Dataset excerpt
================================

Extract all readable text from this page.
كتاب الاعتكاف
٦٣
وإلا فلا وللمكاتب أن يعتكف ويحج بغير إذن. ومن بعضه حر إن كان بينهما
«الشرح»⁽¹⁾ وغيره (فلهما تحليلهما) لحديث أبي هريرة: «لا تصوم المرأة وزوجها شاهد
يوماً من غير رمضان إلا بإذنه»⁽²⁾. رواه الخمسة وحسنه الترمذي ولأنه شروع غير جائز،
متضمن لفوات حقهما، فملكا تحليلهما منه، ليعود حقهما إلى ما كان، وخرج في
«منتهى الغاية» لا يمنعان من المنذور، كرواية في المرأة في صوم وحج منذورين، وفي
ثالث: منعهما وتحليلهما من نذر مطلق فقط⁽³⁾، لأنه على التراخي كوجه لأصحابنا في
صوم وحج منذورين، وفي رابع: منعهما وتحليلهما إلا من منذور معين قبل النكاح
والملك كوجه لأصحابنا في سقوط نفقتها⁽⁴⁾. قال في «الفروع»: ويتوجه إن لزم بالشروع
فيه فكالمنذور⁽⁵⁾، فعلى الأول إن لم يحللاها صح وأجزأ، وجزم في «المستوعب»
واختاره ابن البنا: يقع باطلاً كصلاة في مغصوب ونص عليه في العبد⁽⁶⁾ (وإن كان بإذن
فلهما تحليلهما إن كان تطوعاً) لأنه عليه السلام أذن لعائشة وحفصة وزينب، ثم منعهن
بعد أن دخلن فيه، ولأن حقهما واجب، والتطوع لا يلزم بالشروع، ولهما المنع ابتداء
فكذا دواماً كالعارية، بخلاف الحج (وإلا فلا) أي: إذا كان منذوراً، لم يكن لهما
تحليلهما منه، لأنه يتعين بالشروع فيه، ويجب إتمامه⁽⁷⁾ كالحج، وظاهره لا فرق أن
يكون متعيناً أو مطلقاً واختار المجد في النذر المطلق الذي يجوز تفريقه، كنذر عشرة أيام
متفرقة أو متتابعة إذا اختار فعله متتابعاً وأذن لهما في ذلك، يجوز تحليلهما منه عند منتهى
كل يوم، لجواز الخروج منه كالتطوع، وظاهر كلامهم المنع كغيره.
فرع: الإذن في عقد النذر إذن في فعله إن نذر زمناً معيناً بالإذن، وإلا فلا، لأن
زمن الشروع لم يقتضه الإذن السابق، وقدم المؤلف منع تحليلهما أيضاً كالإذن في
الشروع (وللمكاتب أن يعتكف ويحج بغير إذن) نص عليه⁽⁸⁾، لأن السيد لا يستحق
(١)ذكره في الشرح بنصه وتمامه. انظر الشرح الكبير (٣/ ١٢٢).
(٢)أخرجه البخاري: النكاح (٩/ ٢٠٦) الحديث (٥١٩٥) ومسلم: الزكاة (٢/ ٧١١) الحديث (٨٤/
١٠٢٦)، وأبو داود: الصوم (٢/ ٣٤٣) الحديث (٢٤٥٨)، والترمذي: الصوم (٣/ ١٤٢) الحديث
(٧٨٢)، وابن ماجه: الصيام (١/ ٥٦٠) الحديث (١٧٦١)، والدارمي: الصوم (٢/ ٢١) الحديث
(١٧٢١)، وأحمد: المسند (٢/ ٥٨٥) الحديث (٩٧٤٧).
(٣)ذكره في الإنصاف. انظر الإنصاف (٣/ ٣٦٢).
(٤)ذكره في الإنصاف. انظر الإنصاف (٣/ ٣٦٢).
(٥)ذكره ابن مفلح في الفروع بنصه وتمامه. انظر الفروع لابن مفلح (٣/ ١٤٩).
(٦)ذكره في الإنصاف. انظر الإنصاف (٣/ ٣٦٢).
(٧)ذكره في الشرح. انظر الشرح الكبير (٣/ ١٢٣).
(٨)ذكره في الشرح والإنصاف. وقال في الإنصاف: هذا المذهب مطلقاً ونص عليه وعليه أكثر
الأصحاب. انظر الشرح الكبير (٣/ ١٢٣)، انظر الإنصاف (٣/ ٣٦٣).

================================

◆ TASK DIRECTIONS
Filter the entries and copy out every line with the word "بغير".

◆ SOLUTION TO THIS EXERCISE
وإلا فلا وللمكاتب أن يعتكف ويحج بغير إذن. ومن بعضه حر إن كان بينهما
الشروع (وللمكاتب أن يعتكف ويحج بغير إذن) نص عليه⁽⁸⁾، لأن السيد لا يستحق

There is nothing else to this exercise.